__Task requirements__.
1. Output the part of the cable-thickness text that opens with the words containing "Multiply your answer" and closes with "standard 16-gauge cable.".
2. According to the cable-thickness text, what is the resistivity of copper at room temperature?

__Extract provided__.
Thicker cables offer less resistance to electric flow. They offer more electrons to carry a charge and a greater number of paths through which the electrons can travel. As a result, given the same voltage, a thicker cable carries more current. Choose a cable's exact thickness to meet a target level of resistance. The other relevant factors are the length of the cable, which external needs usually dictate and the resistivity of the cable's material.
Divide the voltage running through the cable by your target current. If, for instance, 120 volts will act on the cable, and you want 30 amps to run through it: 120 / 30 = 4. This is your target resistance, measured in ohms.
Multiply the cable's length by its material's resistivity. Copper, for instance, has a resistivity of 1.724 x 10^-8 ohm meters at room temperature. If your cable must measure 30,000 meters in length:
30,000 x 1.724 x 10^-8 = 0.0005172 ohm sq. m.
Divide the answer by your target resistance:
0.0005172 / 4 = 0.0001293.
This is the cable's necessary cross-sectional area.
Divide the cable's area by pi: (0.0001293) / 3.142 = 4.1152 x 10^-5.
Find the square root of this answer: (4.1152 x 10^-5) ^ 0.5 = 0.006415. This is the cable's radius, measured in meters.
Multiply your answer by 39.37 to convert it to inches: 0.006415 x 39.37 = 0.2526.
Multiply the answer by 2: 0.2526 x 2 = 0.5052 inches. This is the cable's necessary thickness. It approximately corresponds with the standard 16-gauge cable.

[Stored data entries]
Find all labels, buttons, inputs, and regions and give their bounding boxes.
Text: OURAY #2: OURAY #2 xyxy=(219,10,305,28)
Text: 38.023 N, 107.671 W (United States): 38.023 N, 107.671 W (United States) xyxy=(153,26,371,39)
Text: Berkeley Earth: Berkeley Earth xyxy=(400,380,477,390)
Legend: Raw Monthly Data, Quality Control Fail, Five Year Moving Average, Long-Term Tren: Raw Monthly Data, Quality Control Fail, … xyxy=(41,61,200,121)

__Replies__.
1.
Multiply your answer by 39.37 to convert it to inches: 0.006415 x 39.37 = 0.2526.
Multiply the answer by 2: 0.2526 x 2 = 0.5052 inches. This is the cable's necessary thickness. It approximately corresponds with the standard 16-gauge cable.

2. 1.724 x 10^-8 ohm meters